Apache OpenWhisk Runtime for BallerinaLang

OpenWhisk is an open source serverless platform initiated by IBM and Adobe in the year 2016 and now being hosted in Apache Incubator. Out of the handful serverless frameworks available today OpenWhisk stands out with its platform independent design and the ability to extend language runtime support just by creating a Docker image with a simple HTTP proxy. A similar architecture was there in Apache Stratos sometime back. OpenWhisk supports Node.js, Python, Java, Go, PHP and Swift out of the box. It can currently be deployed on Docker, and Kubernetes and the community are planning to extend it to support DC/OS in the future. For evaluation and development purposes it can be run on a local machine either using Docker or Vagrant. The only dependency it has on the container platform is its container orchestration interface. It does not depend on any platform native features for function execution. All of its internal features have been implemented using its own components and by reusing industry proven technologies such as Nginx, CouchDB, and Kafka.

Recently Sanjiva made an open request in the BallerinaLang mailing list to implement a runtime extension for Apache OpenWhisk to support Ballerina functions. As a result of that, I evaluated OpenWhisk and implemented a new OpenWhisk runtime for Ballerina. In this article, I will explain how OpenWhisk works and how the runtime extension was written.

OpenWhisk Architecture

Image reference: https://github.com/apache/incubator-openwhisk/blob/master/docs/about.md

As shown in the above architecture diagram OpenWhisk deploys functions as actions. Actions are run on containers and can be implemented in any supported language. Functions would need to accept input parameters using a single JSON object and the output also would need to be provided in the same way. Actions can be triggered either using event triggers, OpenWhisk API gateway or using the OpenWhisk CLI. Event triggers use rules for forwarding events to functions to execute their tasks. The mapping between event triggers and actions can be dynamically changed as required. Actions can either implement business logic on their own or utilize backend services for providing the intended functionality. OpenWhisk also supports implementing service workflows by chaining a collection of actions together using sequences.

Available records:
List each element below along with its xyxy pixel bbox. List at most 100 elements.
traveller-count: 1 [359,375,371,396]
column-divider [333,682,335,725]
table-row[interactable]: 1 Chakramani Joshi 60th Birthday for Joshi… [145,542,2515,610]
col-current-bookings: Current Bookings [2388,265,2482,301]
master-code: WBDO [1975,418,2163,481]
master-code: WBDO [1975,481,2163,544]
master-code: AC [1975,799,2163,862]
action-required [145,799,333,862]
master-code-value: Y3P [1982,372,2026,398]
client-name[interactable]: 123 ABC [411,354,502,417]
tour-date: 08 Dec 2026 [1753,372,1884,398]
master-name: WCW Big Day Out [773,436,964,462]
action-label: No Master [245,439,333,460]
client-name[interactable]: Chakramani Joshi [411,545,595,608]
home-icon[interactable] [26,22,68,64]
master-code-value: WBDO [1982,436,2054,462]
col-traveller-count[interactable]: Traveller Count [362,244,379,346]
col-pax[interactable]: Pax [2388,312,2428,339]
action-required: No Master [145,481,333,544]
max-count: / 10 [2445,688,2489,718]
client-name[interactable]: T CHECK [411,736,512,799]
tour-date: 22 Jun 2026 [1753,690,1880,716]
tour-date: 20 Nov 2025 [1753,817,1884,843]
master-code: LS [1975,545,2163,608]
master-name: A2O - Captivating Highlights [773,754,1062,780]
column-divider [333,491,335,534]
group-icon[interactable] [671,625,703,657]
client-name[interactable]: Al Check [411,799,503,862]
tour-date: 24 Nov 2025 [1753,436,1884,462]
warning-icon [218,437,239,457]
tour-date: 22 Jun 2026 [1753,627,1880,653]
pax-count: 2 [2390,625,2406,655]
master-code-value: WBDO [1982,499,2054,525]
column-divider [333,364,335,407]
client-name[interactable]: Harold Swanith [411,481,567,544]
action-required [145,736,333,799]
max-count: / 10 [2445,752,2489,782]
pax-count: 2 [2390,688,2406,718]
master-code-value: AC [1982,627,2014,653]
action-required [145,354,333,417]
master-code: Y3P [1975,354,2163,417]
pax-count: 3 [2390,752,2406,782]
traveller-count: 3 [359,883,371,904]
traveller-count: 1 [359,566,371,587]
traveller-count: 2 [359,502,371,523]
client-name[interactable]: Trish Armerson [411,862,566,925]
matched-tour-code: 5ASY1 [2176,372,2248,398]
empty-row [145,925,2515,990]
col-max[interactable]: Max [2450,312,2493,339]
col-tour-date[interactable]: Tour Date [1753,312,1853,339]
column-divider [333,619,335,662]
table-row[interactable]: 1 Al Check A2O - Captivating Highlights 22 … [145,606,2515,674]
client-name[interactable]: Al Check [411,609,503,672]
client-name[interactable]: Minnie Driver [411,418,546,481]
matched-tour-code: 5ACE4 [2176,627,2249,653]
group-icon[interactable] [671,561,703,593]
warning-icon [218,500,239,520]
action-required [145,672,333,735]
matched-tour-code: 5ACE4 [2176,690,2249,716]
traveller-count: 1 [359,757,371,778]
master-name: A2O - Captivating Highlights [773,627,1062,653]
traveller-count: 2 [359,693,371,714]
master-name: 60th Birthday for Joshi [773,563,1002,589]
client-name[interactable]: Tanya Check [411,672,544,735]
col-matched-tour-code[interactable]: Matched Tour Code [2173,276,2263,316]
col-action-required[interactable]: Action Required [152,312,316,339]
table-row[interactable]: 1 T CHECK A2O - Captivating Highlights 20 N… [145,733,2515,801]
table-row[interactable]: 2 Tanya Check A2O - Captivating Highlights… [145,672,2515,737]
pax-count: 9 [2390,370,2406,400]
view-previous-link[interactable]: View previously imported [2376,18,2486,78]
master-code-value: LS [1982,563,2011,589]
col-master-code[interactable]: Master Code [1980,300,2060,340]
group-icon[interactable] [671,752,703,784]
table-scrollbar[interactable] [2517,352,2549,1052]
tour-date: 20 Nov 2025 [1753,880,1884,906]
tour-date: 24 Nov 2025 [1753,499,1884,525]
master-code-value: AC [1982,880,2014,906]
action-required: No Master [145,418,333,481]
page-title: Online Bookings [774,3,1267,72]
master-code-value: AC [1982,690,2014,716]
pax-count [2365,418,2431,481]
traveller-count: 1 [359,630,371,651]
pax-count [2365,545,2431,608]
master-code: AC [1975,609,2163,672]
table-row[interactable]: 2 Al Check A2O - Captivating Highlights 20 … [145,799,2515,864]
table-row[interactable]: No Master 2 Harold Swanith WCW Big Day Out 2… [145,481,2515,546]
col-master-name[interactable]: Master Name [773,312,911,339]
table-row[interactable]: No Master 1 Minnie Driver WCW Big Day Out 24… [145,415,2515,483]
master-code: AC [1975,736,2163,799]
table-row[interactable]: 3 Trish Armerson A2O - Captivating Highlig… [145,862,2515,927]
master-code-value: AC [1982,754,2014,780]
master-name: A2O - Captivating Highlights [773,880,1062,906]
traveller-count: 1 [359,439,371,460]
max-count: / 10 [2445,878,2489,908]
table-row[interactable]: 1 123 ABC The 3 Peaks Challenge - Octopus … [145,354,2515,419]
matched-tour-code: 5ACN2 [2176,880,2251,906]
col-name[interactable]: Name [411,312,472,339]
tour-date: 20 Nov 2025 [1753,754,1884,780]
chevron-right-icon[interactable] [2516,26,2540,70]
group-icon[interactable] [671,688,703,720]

What this exercise asks:
• a. According to the OpenWhisk article, which languages does OpenWhisk support out of the box?
• b. Reproduce the entries verbatim, starting with their first line and going on through the line with "col-traveller-count[interactable]: Traveller Count", both included.

Complete answers:
• a. Node.js, Python, Java, Go, PHP and Swift.

• b.
List each element below along with its xyxy pixel bbox. List at most 100 elements.
traveller-count: 1 [359,375,371,396]
column-divider [333,682,335,725]
table-row[interactable]: 1 Chakramani Joshi 60th Birthday for Joshi… [145,542,2515,610]
col-current-bookings: Current Bookings [2388,265,2482,301]
master-code: WBDO [1975,418,2163,481]
master-code: WBDO [1975,481,2163,544]
master-code: AC [1975,799,2163,862]
action-required [145,799,333,862]
master-code-value: Y3P [1982,372,2026,398]
client-name[interactable]: 123 ABC [411,354,502,417]
tour-date: 08 Dec 2026 [1753,372,1884,398]
master-name: WCW Big Day Out [773,436,964,462]
action-label: No Master [245,439,333,460]
client-name[interactable]: Chakramani Joshi [411,545,595,608]
home-icon[interactable] [26,22,68,64]
master-code-value: WBDO [1982,436,2054,462]
col-traveller-count[interactable]: Traveller Count [362,244,379,346]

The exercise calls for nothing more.